[Dataset excerpt]
##############################
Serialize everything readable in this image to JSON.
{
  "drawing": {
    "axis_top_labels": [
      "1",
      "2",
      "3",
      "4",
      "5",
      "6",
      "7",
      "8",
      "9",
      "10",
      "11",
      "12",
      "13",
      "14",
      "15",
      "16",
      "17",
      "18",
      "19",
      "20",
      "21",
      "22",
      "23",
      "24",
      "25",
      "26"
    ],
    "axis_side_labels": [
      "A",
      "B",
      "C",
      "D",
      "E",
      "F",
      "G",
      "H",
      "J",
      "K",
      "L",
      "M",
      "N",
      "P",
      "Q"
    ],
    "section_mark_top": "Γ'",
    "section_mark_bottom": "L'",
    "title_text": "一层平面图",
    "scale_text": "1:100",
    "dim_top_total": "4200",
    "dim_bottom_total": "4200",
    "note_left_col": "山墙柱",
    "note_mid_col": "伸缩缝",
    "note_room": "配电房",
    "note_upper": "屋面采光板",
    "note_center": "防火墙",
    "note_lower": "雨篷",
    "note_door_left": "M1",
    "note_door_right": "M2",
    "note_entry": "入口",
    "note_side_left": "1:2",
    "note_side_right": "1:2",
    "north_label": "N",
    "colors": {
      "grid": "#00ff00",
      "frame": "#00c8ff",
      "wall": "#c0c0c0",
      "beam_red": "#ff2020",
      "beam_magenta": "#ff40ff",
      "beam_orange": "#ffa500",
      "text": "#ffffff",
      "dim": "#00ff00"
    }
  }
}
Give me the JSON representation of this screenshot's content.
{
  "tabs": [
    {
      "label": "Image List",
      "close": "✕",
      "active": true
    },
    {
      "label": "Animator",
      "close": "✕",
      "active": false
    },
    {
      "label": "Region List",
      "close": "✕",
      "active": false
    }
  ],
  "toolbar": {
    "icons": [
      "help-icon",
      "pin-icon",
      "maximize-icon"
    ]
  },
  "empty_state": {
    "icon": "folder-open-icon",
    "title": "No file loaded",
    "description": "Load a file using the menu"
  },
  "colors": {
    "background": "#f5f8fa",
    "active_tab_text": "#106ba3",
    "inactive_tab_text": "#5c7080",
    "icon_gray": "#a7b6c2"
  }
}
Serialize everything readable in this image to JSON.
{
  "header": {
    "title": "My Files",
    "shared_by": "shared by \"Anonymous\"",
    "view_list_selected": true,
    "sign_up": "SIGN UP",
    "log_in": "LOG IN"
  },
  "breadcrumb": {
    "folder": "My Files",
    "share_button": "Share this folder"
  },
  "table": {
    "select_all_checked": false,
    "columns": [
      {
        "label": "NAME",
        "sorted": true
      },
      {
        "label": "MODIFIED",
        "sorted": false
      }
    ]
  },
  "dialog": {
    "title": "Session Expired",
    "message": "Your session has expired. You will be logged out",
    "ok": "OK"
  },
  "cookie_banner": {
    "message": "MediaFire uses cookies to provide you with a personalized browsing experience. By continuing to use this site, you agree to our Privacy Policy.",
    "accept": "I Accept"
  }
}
##############################
=== Aim of the exercise ===
Copy the material above back out, exactly as written.

=== Solution ===
Serialize everything readable in this image to JSON.
{
  "drawing": {
    "axis_top_labels": [
      "1",
      "2",
      "3",
      "4",
      "5",
      "6",
      "7",
      "8",
      "9",
      "10",
      "11",
      "12",
      "13",
      "14",
      "15",
      "16",
      "17",
      "18",
      "19",
      "20",
      "21",
      "22",
      "23",
      "24",
      "25",
      "26"
    ],
    "axis_side_labels": [
      "A",
      "B",
      "C",
      "D",
      "E",
      "F",
      "G",
      "H",
      "J",
      "K",
      "L",
      "M",
      "N",
      "P",
      "Q"
    ],
    "section_mark_top": "Γ'",
    "section_mark_bottom": "L'",
    "title_text": "一层平面图",
    "scale_text": "1:100",
    "dim_top_total": "4200",
    "dim_bottom_total": "4200",
    "note_left_col": "山墙柱",
    "note_mid_col": "伸缩缝",
    "note_room": "配电房",
    "note_upper": "屋面采光板",
    "note_center": "防火墙",
    "note_lower": "雨篷",
    "note_door_left": "M1",
    "note_door_right": "M2",
    "note_entry": "入口",
    "note_side_left": "1:2",
    "note_side_right": "1:2",
    "north_label": "N",
    "colors": {
      "grid": "#00ff00",
      "frame": "#00c8ff",
      "wall": "#c0c0c0",
      "beam_red": "#ff2020",
      "beam_magenta": "#ff40ff",
      "beam_orange": "#ffa500",
      "text": "#ffffff",
      "dim": "#00ff00"
    }
  }
}
Give me the JSON representation of this screenshot's content.
{
  "tabs": [
    {
      "label": "Image List",
      "close": "✕",
      "active": true
    },
    {
      "label": "Animator",
      "close": "✕",
      "active": false
    },
    {
      "label": "Region List",
      "close": "✕",
      "active": false
    }
  ],
  "toolbar": {
    "icons": [
      "help-icon",
      "pin-icon",
      "maximize-icon"
    ]
  },
  "empty_state": {
    "icon": "folder-open-icon",
    "title": "No file loaded",
    "description": "Load a file using the menu"
  },
  "colors": {
    "background": "#f5f8fa",
    "active_tab_text": "#106ba3",
    "inactive_tab_text": "#5c7080",
    "icon_gray": "#a7b6c2"
  }
}
Serialize everything readable in this image to JSON.
{
  "header": {
    "title": "My Files",
    "shared_by": "shared by \"Anonymous\"",
    "view_list_selected": true,
    "sign_up": "SIGN UP",
    "log_in": "LOG IN"
  },
  "breadcrumb": {
    "folder": "My Files",
    "share_button": "Share this folder"
  },
  "table": {
    "select_all_checked": false,
    "columns": [
      {
        "label": "NAME",
        "sorted": true
      },
      {
        "label": "MODIFIED",
        "sorted": false
      }
    ]
  },
  "dialog": {
    "title": "Session Expired",
    "message": "Your session has expired. You will be logged out",
    "ok": "OK"
  },
  "cookie_banner": {
    "message": "MediaFire uses cookies to provide you with a personalized browsing experience. By continuing to use this site, you agree to our Privacy Policy.",
    "accept": "I Accept"
  }
}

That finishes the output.